* Begin EXTRACTED DATA *
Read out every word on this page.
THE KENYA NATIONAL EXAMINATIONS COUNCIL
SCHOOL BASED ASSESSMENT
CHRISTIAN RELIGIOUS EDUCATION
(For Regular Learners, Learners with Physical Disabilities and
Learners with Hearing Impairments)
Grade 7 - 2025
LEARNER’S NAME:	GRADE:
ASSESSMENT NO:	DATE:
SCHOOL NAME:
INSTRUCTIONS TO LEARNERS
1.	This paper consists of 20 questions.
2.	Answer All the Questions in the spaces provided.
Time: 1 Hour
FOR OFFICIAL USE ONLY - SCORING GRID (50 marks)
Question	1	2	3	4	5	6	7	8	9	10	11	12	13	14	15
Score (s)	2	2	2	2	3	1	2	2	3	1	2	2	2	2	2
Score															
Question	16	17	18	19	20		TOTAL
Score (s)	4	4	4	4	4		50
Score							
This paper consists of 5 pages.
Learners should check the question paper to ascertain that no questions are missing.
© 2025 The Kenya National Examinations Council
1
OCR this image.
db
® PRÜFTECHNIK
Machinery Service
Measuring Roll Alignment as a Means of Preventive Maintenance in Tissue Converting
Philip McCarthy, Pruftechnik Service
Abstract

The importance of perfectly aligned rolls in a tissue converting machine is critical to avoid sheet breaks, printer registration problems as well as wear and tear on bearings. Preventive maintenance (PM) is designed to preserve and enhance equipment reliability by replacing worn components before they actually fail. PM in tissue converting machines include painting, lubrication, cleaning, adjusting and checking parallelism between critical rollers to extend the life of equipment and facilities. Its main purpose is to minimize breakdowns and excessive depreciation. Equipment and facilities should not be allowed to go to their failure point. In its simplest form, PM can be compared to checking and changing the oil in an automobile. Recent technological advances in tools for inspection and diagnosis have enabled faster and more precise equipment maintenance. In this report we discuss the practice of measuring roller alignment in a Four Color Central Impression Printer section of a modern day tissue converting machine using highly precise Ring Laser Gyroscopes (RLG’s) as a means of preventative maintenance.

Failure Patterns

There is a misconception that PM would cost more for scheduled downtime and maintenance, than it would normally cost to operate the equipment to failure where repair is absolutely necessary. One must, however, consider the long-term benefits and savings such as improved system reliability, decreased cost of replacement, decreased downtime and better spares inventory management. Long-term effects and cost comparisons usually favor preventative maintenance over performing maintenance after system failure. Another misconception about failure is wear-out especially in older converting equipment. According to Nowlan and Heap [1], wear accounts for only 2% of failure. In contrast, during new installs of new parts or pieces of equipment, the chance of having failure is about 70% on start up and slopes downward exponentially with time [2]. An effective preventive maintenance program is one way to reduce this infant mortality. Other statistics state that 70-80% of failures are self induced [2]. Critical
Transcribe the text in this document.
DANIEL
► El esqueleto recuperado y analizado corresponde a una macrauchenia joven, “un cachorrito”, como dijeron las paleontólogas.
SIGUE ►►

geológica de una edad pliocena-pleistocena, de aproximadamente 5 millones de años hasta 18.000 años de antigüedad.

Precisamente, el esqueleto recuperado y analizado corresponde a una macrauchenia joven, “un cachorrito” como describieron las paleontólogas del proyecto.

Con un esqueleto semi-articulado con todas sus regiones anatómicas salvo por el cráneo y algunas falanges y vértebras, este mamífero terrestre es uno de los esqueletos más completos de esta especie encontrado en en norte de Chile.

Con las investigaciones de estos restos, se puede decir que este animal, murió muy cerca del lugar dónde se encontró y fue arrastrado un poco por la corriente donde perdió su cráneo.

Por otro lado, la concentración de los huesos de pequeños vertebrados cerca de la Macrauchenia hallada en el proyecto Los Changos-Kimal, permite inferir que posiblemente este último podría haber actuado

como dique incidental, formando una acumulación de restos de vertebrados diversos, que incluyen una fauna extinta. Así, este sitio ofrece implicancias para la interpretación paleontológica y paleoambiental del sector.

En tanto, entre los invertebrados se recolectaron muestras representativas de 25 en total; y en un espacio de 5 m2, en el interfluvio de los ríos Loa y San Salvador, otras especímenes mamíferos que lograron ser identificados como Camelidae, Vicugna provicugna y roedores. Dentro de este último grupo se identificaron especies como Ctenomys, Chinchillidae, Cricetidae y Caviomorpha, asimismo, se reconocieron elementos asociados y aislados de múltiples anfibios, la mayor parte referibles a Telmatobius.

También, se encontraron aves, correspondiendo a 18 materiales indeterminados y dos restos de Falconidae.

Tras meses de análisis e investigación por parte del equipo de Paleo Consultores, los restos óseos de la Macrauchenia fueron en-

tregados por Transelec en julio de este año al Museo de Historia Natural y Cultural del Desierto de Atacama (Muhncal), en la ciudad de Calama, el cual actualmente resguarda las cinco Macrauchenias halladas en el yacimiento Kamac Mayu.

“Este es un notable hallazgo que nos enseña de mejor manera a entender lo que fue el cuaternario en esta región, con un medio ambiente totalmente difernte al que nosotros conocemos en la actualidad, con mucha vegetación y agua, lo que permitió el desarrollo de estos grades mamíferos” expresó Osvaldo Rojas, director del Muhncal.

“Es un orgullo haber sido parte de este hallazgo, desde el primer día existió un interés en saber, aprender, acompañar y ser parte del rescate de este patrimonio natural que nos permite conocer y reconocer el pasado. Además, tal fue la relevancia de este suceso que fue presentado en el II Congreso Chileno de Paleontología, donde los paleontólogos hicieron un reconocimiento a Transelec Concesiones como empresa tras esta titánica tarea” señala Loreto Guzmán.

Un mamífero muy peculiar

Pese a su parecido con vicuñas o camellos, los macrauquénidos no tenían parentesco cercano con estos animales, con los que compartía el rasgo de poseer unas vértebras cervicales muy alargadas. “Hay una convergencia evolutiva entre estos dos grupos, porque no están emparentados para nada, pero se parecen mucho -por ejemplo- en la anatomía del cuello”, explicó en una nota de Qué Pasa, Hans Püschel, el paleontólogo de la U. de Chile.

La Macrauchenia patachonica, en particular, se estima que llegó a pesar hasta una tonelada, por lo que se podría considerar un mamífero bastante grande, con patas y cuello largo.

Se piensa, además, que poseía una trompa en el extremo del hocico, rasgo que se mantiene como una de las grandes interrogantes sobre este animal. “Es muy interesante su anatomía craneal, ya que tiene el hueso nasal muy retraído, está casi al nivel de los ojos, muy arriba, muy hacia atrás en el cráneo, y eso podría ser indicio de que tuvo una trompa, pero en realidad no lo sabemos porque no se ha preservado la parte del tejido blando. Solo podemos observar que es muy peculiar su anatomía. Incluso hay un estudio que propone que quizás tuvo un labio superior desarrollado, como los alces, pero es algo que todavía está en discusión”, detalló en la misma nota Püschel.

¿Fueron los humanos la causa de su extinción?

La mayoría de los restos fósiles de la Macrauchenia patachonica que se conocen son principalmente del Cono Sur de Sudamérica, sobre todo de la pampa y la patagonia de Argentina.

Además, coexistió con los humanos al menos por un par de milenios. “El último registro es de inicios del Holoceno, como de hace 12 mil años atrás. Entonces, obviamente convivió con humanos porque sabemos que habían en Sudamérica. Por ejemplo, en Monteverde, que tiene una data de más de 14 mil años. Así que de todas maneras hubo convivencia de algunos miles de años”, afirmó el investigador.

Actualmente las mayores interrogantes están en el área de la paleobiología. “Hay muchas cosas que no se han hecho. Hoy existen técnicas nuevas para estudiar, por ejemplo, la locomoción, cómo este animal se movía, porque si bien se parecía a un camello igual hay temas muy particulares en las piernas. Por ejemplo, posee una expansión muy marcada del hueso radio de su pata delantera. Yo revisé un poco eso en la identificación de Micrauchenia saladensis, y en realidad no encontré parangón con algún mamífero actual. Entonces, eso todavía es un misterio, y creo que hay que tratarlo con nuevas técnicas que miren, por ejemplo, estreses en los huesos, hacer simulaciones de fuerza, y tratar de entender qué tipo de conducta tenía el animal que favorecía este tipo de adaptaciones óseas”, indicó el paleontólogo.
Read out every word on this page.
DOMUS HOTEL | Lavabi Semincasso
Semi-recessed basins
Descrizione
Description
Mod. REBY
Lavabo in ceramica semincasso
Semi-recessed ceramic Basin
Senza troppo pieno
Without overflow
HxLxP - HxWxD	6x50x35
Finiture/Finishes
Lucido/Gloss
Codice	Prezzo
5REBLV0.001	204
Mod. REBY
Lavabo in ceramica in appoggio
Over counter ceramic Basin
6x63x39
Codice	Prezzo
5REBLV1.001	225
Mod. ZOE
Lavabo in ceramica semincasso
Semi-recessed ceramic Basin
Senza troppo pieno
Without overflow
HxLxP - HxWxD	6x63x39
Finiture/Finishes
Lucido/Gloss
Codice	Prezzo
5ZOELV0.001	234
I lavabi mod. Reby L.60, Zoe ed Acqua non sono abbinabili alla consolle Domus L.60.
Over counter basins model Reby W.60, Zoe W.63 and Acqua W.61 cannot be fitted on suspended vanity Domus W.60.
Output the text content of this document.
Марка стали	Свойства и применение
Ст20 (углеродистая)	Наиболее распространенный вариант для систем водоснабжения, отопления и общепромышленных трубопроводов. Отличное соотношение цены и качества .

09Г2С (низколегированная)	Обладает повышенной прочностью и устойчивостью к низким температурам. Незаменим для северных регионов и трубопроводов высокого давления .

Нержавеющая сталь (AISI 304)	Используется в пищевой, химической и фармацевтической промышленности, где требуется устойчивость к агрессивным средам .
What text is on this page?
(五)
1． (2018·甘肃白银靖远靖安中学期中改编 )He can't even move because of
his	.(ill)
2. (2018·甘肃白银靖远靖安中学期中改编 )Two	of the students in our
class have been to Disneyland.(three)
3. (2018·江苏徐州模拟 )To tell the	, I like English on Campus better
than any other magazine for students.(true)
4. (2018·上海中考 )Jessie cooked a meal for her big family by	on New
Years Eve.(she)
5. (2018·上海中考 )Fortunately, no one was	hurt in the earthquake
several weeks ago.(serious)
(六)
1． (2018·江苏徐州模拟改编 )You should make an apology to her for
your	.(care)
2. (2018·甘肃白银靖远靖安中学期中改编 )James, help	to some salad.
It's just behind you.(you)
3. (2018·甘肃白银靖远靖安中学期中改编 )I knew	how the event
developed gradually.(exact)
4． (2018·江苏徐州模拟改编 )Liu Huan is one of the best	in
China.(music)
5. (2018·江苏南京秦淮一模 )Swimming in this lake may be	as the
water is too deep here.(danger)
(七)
* End EXTRACTED DATA *
REQUIRED TASK
Look through the data above. Copy every line with the string "cuello" in it.

REPLY TO THE TASK
Pese a su parecido con vicuñas o camellos, los macrauquénidos no tenían parentesco cercano con estos animales, con los que compartía el rasgo de poseer unas vértebras cervicales muy alargadas. “Hay una convergencia evolutiva entre estos dos grupos, porque no están emparentados para nada, pero se parecen mucho -por ejemplo- en la anatomía del cuello”, explicó en una nota de Qué Pasa, Hans Püschel, el paleontólogo de la U. de Chile.
La Macrauchenia patachonica, en particular, se estima que llegó a pesar hasta una tonelada, por lo que se podría considerar un mamífero bastante grande, con patas y cuello largo.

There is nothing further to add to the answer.